Task objective: Write out the records below once more, exactly as they stand.
— begin Supplied entries —
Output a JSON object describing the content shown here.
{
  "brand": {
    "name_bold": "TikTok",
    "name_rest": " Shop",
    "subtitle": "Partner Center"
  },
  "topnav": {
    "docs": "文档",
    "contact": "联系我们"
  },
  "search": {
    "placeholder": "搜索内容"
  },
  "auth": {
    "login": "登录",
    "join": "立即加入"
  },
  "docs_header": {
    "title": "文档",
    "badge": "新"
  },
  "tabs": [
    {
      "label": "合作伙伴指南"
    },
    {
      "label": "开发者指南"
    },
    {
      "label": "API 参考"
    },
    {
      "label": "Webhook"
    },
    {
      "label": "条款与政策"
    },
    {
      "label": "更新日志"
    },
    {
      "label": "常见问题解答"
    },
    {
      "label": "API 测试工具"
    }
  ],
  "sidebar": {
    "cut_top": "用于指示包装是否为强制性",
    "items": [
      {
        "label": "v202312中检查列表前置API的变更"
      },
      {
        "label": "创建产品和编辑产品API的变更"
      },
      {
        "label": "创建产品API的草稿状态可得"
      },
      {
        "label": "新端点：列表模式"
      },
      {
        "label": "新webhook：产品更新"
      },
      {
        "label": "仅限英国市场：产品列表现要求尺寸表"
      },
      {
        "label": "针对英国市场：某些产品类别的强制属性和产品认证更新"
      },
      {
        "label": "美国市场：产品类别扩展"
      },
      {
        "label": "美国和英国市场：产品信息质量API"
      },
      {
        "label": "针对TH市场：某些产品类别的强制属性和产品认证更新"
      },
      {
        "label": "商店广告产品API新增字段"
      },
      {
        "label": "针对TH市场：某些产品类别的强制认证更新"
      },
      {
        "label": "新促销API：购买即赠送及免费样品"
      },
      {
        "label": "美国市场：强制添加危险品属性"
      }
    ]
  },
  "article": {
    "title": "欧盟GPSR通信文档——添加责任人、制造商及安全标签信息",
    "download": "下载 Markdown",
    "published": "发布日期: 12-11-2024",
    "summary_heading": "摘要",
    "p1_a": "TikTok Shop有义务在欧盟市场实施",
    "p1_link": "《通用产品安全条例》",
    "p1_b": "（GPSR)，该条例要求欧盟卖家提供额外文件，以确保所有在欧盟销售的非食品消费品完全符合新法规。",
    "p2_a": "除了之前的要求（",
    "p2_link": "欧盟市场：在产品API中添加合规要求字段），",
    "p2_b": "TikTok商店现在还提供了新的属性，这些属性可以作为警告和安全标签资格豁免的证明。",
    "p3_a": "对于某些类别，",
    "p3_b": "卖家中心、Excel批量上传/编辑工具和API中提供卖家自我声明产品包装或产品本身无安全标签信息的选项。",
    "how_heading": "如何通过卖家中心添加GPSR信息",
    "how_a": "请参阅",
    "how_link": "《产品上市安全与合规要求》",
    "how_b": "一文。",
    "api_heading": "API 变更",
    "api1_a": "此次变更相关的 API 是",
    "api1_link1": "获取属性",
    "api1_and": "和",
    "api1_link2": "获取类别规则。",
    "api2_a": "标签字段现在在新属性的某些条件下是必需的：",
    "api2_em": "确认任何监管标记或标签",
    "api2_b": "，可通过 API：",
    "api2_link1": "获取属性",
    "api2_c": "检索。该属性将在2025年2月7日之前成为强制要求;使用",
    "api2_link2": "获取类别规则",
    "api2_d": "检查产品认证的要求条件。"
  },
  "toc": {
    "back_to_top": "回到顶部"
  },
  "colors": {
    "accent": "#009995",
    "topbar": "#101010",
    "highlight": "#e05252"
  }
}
— end Supplied entries —
In response:
Output a JSON object describing the content shown here.
{
  "brand": {
    "name_bold": "TikTok",
    "name_rest": " Shop",
    "subtitle": "Partner Center"
  },
  "topnav": {
    "docs": "文档",
    "contact": "联系我们"
  },
  "search": {
    "placeholder": "搜索内容"
  },
  "auth": {
    "login": "登录",
    "join": "立即加入"
  },
  "docs_header": {
    "title": "文档",
    "badge": "新"
  },
  "tabs": [
    {
      "label": "合作伙伴指南"
    },
    {
      "label": "开发者指南"
    },
    {
      "label": "API 参考"
    },
    {
      "label": "Webhook"
    },
    {
      "label": "条款与政策"
    },
    {
      "label": "更新日志"
    },
    {
      "label": "常见问题解答"
    },
    {
      "label": "API 测试工具"
    }
  ],
  "sidebar": {
    "cut_top": "用于指示包装是否为强制性",
    "items": [
      {
        "label": "v202312中检查列表前置API的变更"
      },
      {
        "label": "创建产品和编辑产品API的变更"
      },
      {
        "label": "创建产品API的草稿状态可得"
      },
      {
        "label": "新端点：列表模式"
      },
      {
        "label": "新webhook：产品更新"
      },
      {
        "label": "仅限英国市场：产品列表现要求尺寸表"
      },
      {
        "label": "针对英国市场：某些产品类别的强制属性和产品认证更新"
      },
      {
        "label": "美国市场：产品类别扩展"
      },
      {
        "label": "美国和英国市场：产品信息质量API"
      },
      {
        "label": "针对TH市场：某些产品类别的强制属性和产品认证更新"
      },
      {
        "label": "商店广告产品API新增字段"
      },
      {
        "label": "针对TH市场：某些产品类别的强制认证更新"
      },
      {
        "label": "新促销API：购买即赠送及免费样品"
      },
      {
        "label": "美国市场：强制添加危险品属性"
      }
    ]
  },
  "article": {
    "title": "欧盟GPSR通信文档——添加责任人、制造商及安全标签信息",
    "download": "下载 Markdown",
    "published": "发布日期: 12-11-2024",
    "summary_heading": "摘要",
    "p1_a": "TikTok Shop有义务在欧盟市场实施",
    "p1_link": "《通用产品安全条例》",
    "p1_b": "（GPSR)，该条例要求欧盟卖家提供额外文件，以确保所有在欧盟销售的非食品消费品完全符合新法规。",
    "p2_a": "除了之前的要求（",
    "p2_link": "欧盟市场：在产品API中添加合规要求字段），",
    "p2_b": "TikTok商店现在还提供了新的属性，这些属性可以作为警告和安全标签资格豁免的证明。",
    "p3_a": "对于某些类别，",
    "p3_b": "卖家中心、Excel批量上传/编辑工具和API中提供卖家自我声明产品包装或产品本身无安全标签信息的选项。",
    "how_heading": "如何通过卖家中心添加GPSR信息",
    "how_a": "请参阅",
    "how_link": "《产品上市安全与合规要求》",
    "how_b": "一文。",
    "api_heading": "API 变更",
    "api1_a": "此次变更相关的 API 是",
    "api1_link1": "获取属性",
    "api1_and": "和",
    "api1_link2": "获取类别规则。",
    "api2_a": "标签字段现在在新属性的某些条件下是必需的：",
    "api2_em": "确认任何监管标记或标签",
    "api2_b": "，可通过 API：",
    "api2_link1": "获取属性",
    "api2_c": "检索。该属性将在2025年2月7日之前成为强制要求;使用",
    "api2_link2": "获取类别规则",
    "api2_d": "检查产品认证的要求条件。"
  },
  "toc": {
    "back_to_top": "回到顶部"
  },
  "colors": {
    "accent": "#009995",
    "topbar": "#101010",
    "highlight": "#e05252"
  }
}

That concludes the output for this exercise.